DATASET ENTRIES -

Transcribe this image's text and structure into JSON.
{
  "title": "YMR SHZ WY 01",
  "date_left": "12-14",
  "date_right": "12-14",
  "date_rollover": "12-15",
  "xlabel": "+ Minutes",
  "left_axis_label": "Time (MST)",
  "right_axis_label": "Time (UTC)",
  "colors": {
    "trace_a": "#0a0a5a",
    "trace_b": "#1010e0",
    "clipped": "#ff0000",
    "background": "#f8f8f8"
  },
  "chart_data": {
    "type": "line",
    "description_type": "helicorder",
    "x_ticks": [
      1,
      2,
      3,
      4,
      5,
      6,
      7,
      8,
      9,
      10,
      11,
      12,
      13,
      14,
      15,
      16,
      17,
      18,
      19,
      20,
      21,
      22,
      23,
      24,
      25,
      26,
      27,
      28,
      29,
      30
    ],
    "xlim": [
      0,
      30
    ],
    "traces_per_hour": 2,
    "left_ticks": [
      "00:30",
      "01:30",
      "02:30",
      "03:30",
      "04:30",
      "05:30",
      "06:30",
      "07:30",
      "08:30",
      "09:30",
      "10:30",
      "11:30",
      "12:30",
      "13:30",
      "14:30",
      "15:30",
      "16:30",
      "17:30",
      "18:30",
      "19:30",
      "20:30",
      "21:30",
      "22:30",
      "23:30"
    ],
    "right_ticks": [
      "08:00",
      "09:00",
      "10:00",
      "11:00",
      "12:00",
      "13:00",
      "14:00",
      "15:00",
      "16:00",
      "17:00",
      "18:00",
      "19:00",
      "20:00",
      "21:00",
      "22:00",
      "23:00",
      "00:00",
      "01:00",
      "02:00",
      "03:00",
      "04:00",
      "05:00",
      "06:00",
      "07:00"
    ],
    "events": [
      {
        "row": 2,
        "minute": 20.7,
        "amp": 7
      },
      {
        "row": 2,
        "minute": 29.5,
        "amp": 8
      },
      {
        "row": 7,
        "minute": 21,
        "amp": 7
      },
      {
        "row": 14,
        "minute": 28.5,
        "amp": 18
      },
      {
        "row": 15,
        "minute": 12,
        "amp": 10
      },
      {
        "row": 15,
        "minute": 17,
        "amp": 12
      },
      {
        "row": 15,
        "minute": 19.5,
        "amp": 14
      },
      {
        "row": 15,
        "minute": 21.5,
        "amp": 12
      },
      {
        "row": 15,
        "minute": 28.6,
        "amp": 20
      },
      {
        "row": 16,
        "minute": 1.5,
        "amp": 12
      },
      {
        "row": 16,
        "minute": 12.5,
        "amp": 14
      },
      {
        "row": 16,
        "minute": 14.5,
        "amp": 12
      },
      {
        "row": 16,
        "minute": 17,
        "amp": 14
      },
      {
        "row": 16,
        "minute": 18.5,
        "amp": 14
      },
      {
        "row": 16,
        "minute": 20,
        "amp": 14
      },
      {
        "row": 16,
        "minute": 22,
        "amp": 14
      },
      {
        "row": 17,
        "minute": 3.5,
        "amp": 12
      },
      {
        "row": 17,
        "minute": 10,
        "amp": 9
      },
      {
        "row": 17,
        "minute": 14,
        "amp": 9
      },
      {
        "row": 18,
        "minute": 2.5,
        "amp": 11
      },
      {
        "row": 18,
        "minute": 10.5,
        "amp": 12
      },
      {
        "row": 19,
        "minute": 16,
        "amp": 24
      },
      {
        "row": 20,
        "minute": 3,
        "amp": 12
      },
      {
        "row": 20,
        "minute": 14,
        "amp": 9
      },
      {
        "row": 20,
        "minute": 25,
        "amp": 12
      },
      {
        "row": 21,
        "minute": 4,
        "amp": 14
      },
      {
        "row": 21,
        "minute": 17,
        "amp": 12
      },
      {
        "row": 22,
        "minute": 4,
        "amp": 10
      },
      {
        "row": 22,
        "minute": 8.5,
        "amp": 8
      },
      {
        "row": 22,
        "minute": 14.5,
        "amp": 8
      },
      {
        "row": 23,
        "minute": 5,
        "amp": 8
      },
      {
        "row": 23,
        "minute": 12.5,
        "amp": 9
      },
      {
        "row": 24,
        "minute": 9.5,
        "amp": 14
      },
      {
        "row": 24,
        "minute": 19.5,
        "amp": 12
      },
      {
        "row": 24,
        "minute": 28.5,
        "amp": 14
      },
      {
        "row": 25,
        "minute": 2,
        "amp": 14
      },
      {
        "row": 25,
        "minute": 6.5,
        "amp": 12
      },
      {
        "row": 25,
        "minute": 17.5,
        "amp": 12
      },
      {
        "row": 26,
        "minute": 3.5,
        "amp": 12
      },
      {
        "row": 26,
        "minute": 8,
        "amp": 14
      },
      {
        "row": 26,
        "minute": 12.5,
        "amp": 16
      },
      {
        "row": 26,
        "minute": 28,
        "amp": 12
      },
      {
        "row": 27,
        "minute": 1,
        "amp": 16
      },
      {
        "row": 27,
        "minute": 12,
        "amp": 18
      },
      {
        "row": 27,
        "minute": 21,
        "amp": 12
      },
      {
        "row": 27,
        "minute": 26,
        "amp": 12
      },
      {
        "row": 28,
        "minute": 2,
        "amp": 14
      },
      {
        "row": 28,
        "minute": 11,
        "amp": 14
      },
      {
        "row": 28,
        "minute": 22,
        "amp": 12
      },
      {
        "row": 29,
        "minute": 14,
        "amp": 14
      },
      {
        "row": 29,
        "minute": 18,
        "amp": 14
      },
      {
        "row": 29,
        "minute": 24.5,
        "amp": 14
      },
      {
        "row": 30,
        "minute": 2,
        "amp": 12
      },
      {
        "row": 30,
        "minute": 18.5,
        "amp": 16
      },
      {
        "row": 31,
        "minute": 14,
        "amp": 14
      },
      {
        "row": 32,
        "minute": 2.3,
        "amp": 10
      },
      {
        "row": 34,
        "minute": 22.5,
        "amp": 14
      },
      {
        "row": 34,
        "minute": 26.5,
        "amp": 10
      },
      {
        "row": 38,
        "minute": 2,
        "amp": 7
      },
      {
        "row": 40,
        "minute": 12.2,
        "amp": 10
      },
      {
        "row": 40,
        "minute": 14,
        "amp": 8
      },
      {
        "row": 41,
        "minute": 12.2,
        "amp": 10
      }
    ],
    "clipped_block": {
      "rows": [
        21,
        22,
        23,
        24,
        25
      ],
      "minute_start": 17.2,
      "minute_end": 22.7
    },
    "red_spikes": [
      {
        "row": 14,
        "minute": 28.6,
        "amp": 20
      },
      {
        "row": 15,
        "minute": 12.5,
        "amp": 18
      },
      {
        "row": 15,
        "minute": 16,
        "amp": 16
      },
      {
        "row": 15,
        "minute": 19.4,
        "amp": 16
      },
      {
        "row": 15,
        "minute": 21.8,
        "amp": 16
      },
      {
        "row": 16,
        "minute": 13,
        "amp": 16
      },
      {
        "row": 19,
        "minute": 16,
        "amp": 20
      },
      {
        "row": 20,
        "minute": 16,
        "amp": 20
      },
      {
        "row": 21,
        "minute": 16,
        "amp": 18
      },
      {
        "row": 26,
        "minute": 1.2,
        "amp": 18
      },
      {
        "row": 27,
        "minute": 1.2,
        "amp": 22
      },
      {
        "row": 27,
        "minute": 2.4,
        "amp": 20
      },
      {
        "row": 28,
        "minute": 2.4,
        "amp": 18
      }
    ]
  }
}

PROBLEM REQUIREMENTS - Only the number is wanted: how many lines of the material contain the word "Time"?

WRITTEN REPLY - 2